> [Short task] Without the pictures, reproduce the records that follow exactly.

> [Recorded data]
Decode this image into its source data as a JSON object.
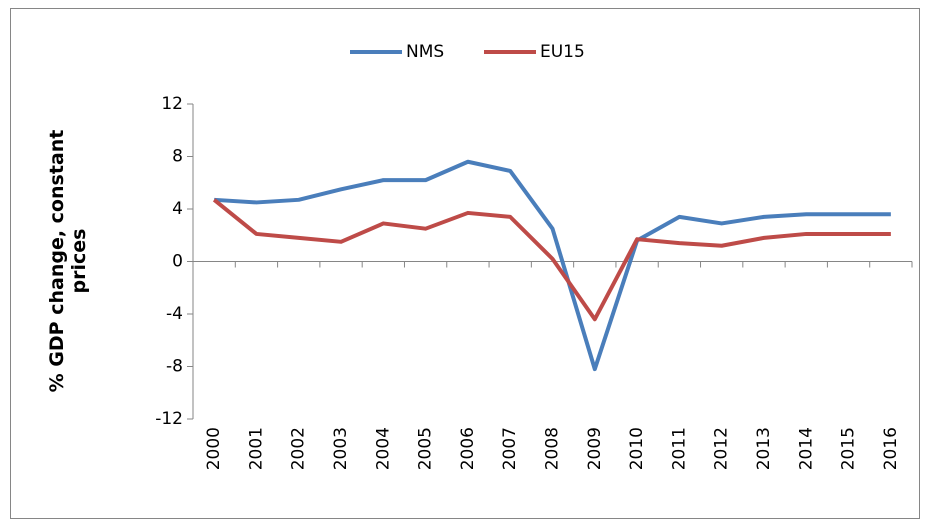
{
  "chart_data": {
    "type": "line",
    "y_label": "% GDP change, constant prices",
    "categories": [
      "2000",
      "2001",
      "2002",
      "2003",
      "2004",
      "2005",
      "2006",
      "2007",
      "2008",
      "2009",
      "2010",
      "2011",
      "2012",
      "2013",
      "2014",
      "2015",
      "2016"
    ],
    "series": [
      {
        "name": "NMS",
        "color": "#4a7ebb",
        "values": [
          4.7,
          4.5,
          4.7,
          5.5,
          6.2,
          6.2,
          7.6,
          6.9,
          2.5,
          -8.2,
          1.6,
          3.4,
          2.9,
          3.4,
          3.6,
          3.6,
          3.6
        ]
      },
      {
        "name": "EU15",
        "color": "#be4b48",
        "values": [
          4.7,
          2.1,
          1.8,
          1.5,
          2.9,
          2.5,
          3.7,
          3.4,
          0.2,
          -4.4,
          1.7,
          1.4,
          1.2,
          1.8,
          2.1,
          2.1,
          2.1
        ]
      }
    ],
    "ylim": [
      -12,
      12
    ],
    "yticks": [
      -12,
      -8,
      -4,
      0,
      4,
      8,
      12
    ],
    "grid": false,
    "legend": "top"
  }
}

> [Exercise result]
Decode this image into its source data as a JSON object.
{
  "chart_data": {
    "type": "line",
    "y_label": "% GDP change, constant prices",
    "categories": [
      "2000",
      "2001",
      "2002",
      "2003",
      "2004",
      "2005",
      "2006",
      "2007",
      "2008",
      "2009",
      "2010",
      "2011",
      "2012",
      "2013",
      "2014",
      "2015",
      "2016"
    ],
    "series": [
      {
        "name": "NMS",
        "color": "#4a7ebb",
        "values": [
          4.7,
          4.5,
          4.7,
          5.5,
          6.2,
          6.2,
          7.6,
          6.9,
          2.5,
          -8.2,
          1.6,
          3.4,
          2.9,
          3.4,
          3.6,
          3.6,
          3.6
        ]
      },
      {
        "name": "EU15",
        "color": "#be4b48",
        "values": [
          4.7,
          2.1,
          1.8,
          1.5,
          2.9,
          2.5,
          3.7,
          3.4,
          0.2,
          -4.4,
          1.7,
          1.4,
          1.2,
          1.8,
          2.1,
          2.1,
          2.1
        ]
      }
    ],
    "ylim": [
      -12,
      12
    ],
    "yticks": [
      -12,
      -8,
      -4,
      0,
      4,
      8,
      12
    ],
    "grid": false,
    "legend": "top"
  }
}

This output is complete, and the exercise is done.